Recorded data
◇ ◇ ◇ ◇ ◇

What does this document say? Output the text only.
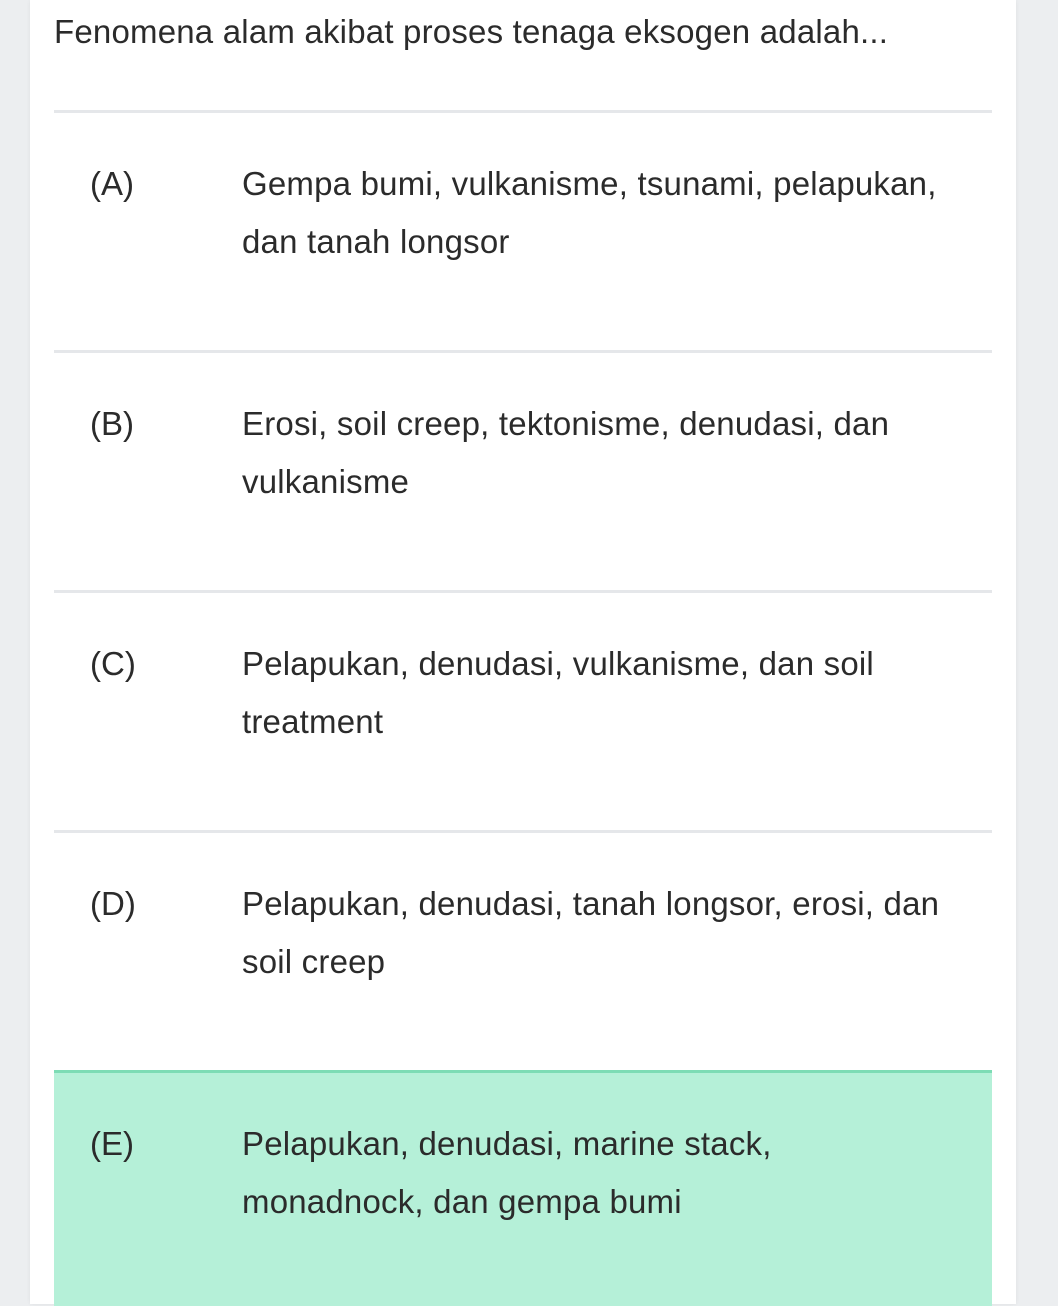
Fenomena alam akibat proses tenaga eksogen adalah...

(A)	Gempa bumi, vulkanisme, tsunami, pelapukan, dan tanah longsor
(B)	Erosi, soil creep, tektonisme, denudasi, dan vulkanisme
(C)	Pelapukan, denudasi, vulkanisme, dan soil treatment
(D)	Pelapukan, denudasi, tanah longsor, erosi, dan soil creep
(E)	Pelapukan, denudasi, marine stack, monadnock, dan gempa bumi
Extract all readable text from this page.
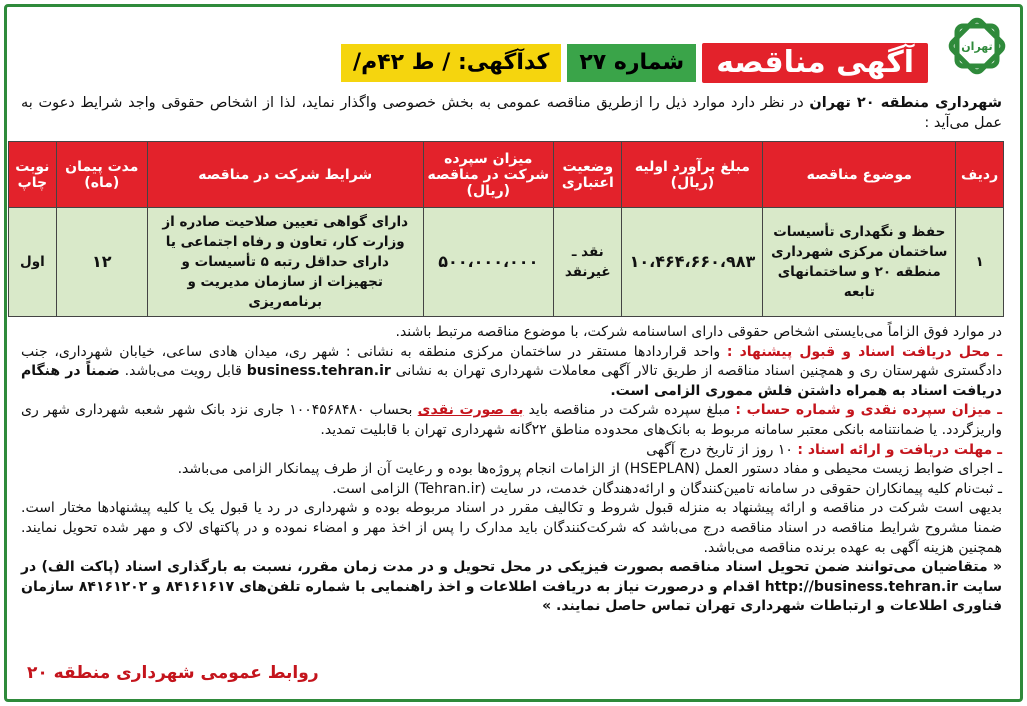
تهران
آگهی مناقصه
شماره ۲۷
کدآگهی: / ط ۴۲م/
شهرداری منطقه ۲۰ تهران در نظر دارد موارد ذیل را ازطریق مناقصه عمومی به بخش خصوصی واگذار نماید، لذا از اشخاص حقوقی واجد شرایط دعوت به عمل می‌آید :
ردیف	موضوع مناقصه	مبلغ برآورد اولیه (ریال)	وضعیت اعتباری	میزان سپرده شرکت در مناقصه (ریال)	شرایط شرکت در مناقصه	مدت پیمان (ماه)	نوبت چاپ
۱	حفظ و نگهداری تأسیسات ساختمان مرکزی شهرداری منطقه ۲۰ و ساختمانهای تابعه	۱۰،۴۶۴،۶۶۰،۹۸۳	نقد ـ غیرنقد	۵۰۰،۰۰۰،۰۰۰	دارای گواهی تعیین صلاحیت صادره از وزارت کار، تعاون و رفاه اجتماعی یا دارای حداقل رتبه ۵ تأسیسات و تجهیزات از سازمان مدیریت و برنامه‌ریزی	۱۲	اول

در موارد فوق الزاماً می‌بایستی اشخاص حقوقی دارای اساسنامه شرکت، با موضوع مناقصه مرتبط باشند.

ـ محل دریافت اسناد و قبول پیشنهاد : واحد قراردادها مستقر در ساختمان مرکزی منطقه به نشانی : شهر ری، میدان هادی ساعی، خیابان شهرداری، جنب دادگستری شهرستان ری و همچنین اسناد مناقصه از طریق تالار آگهی معاملات شهرداری تهران به نشانی business.tehran.ir قابل رویت می‌باشد. ضمناً در هنگام دریافت اسناد به همراه داشتن فلش مموری الزامی است.

ـ میزان سپرده نقدی و شماره حساب : مبلغ سپرده شرکت در مناقصه باید به صورت نقدی بحساب ۱۰۰۴۵۶۸۴۸۰ جاری نزد بانک شهر شعبه شهرداری شهر ری واریزگردد. یا ضمانتنامه بانکی معتبر سامانه مربوط به بانک‌های محدوده مناطق ۲۲گانه شهرداری تهران با قابلیت تمدید.

ـ مهلت دریافت و ارائه اسناد : ۱۰ روز از تاریخ درج آگهی

ـ اجرای ضوابط زیست محیطی و مفاد دستور العمل (HSEPLAN) از الزامات انجام پروژه‌ها بوده و رعایت آن از طرف پیمانکار الزامی می‌باشد.

ـ ثبت‌نام کلیه پیمانکاران حقوقی در سامانه تامین‌کنندگان و ارائه‌دهندگان خدمت، در سایت (Tehran.ir) الزامی است.

بدیهی است شرکت در مناقصه و ارائه پیشنهاد به منزله قبول شروط و تکالیف مقرر در اسناد مربوطه بوده و شهرداری در رد یا قبول یک یا کلیه پیشنهادها مختار است. ضمنا مشروح شرایط مناقصه در اسناد مناقصه درج می‌باشد که شرکت‌کنندگان باید مدارک را پس از اخذ مهر و امضاء نموده و در پاکتهای لاک و مهر شده تحویل نمایند. همچنین هزینه آگهی به عهده برنده مناقصه می‌باشد.

« متقاضیان می‌توانند ضمن تحویل اسناد مناقصه بصورت فیزیکی در محل تحویل و در مدت زمان مقرر، نسبت به بارگذاری اسناد (پاکت الف) در سایت http://business.tehran.ir اقدام و درصورت نیاز به دریافت اطلاعات و اخذ راهنمایی با شماره تلفن‌های ۸۴۱۶۱۶۱۷ و ۸۴۱۶۱۲۰۲ سازمان فناوری اطلاعات و ارتباطات شهرداری تهران تماس حاصل نمایند. »

روابط عمومی شهرداری منطقه ۲۰
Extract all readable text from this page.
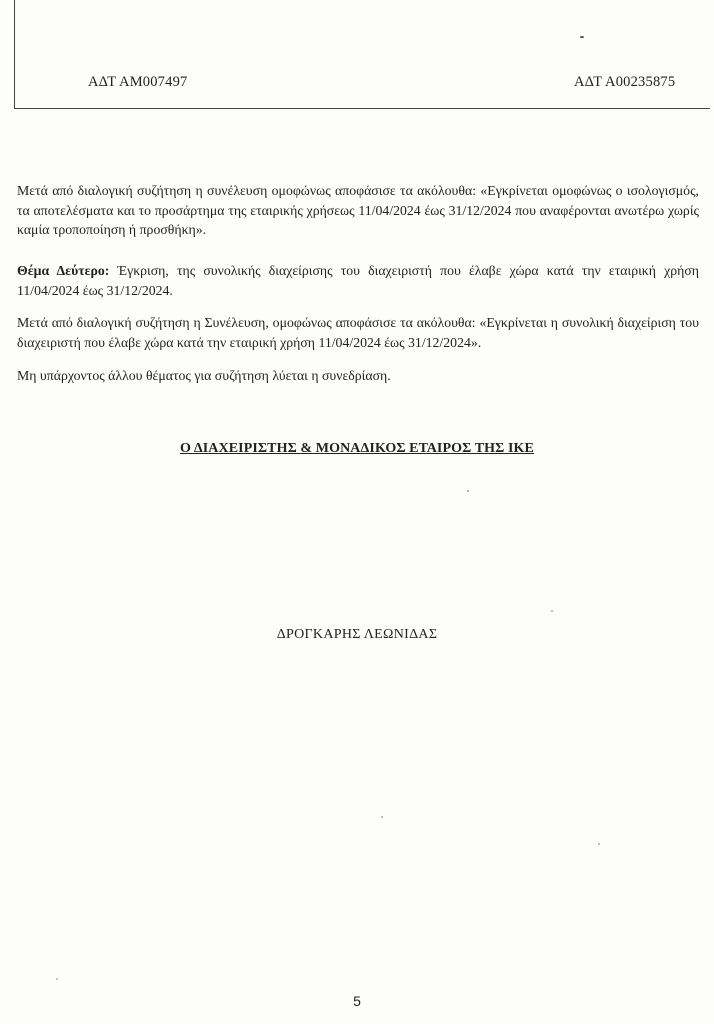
ΑΔΤ ΑΜ007497	ΑΔΤ Α00235875
Μετά από διαλογική συζήτηση η συνέλευση ομοφώνως αποφάσισε τα ακόλουθα: «Εγκρίνεται ομοφώνως ο ισολογισμός, τα αποτελέσματα και το προσάρτημα της εταιρικής χρήσεως 11/04/2024 έως 31/12/2024 που αναφέρονται ανωτέρω χωρίς καμία τροποποίηση ή προσθήκη».
Θέμα Δεύτερο: Έγκριση, της συνολικής διαχείρισης του διαχειριστή που έλαβε χώρα κατά την εταιρική χρήση 11/04/2024 έως 31/12/2024.
Μετά από διαλογική συζήτηση η Συνέλευση, ομοφώνως αποφάσισε τα ακόλουθα: «Εγκρίνεται η συνολική διαχείριση του διαχειριστή που έλαβε χώρα κατά την εταιρική χρήση 11/04/2024 έως 31/12/2024».
Μη υπάρχοντος άλλου θέματος για συζήτηση λύεται η συνεδρίαση.
Ο ΔΙΑΧΕΙΡΙΣΤΗΣ & ΜΟΝΑΔΙΚΟΣ ΕΤΑΙΡΟΣ ΤΗΣ ΙΚΕ
ΔΡΟΓΚΑΡΗΣ ΛΕΩΝΙΔΑΣ
5
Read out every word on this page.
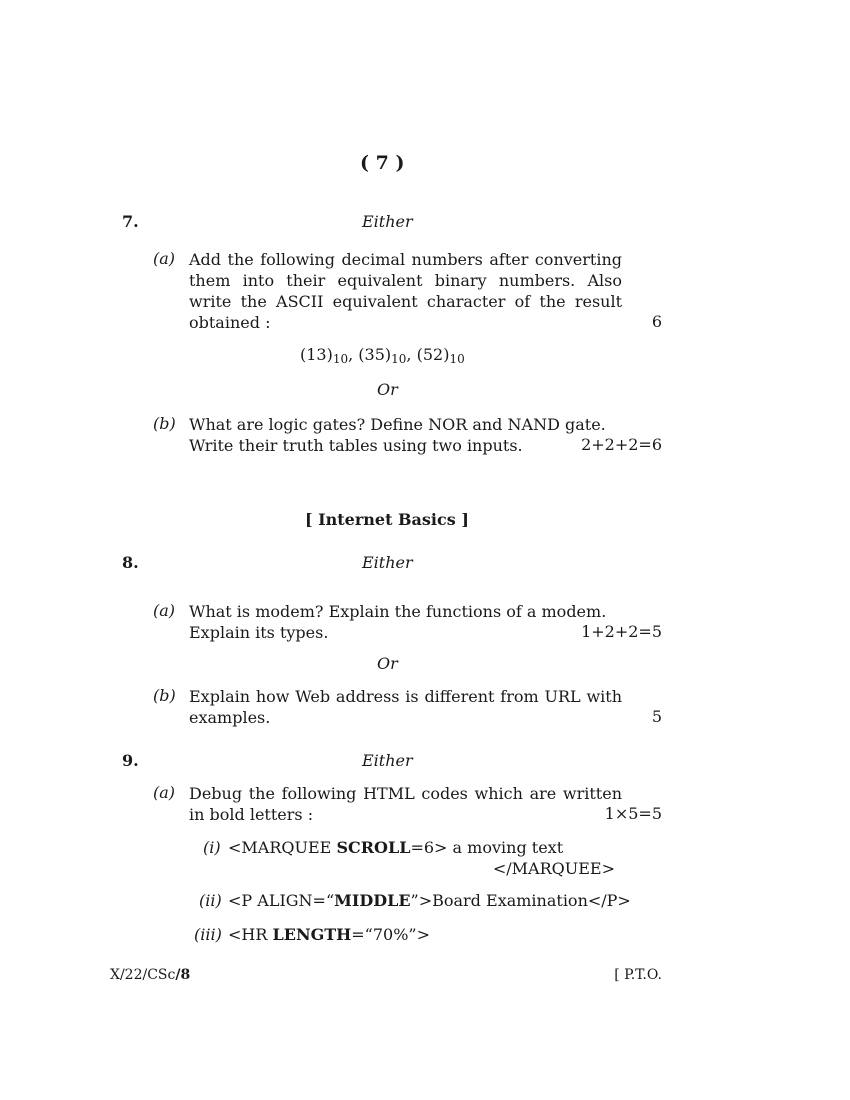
( 7 )
7.	Either
(a) Add the following decimal numbers after converting
them into their equivalent binary numbers. Also
write the ASCII equivalent character of the result
obtained :	6
$(13)_{10}$, $(35)_{10}$, $(52)_{10}$
Or
(b) What are logic gates? Define NOR and NAND gate.
Write their truth tables using two inputs.	2+2+2=6
[ Internet Basics ]
8.	Either
(a) What is modem? Explain the functions of a modem.
Explain its types.	1+2+2=5
Or
(b) Explain how Web address is different from URL with
examples.	5
9.	Either
(a) Debug the following HTML codes which are written
in bold letters :	1×5=5
(i) <MARQUEE SCROLL=6> a moving text
</MARQUEE>
(ii) <P ALIGN=“MIDDLE”>Board Examination</P>
(iii) <HR LENGTH=“70%”>
X/22/CSc/8	[ P.T.O.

◇ ◇ ◇ ◇ ◇

### AIM OF THE TASK:
Select every line where the word "What" occurs.

### ANSWER TO THIS EXERCISE:
What does this document say? Output the text only.
(b) What are logic gates? Define NOR and NAND gate.
(a) What is modem? Explain the functions of a modem.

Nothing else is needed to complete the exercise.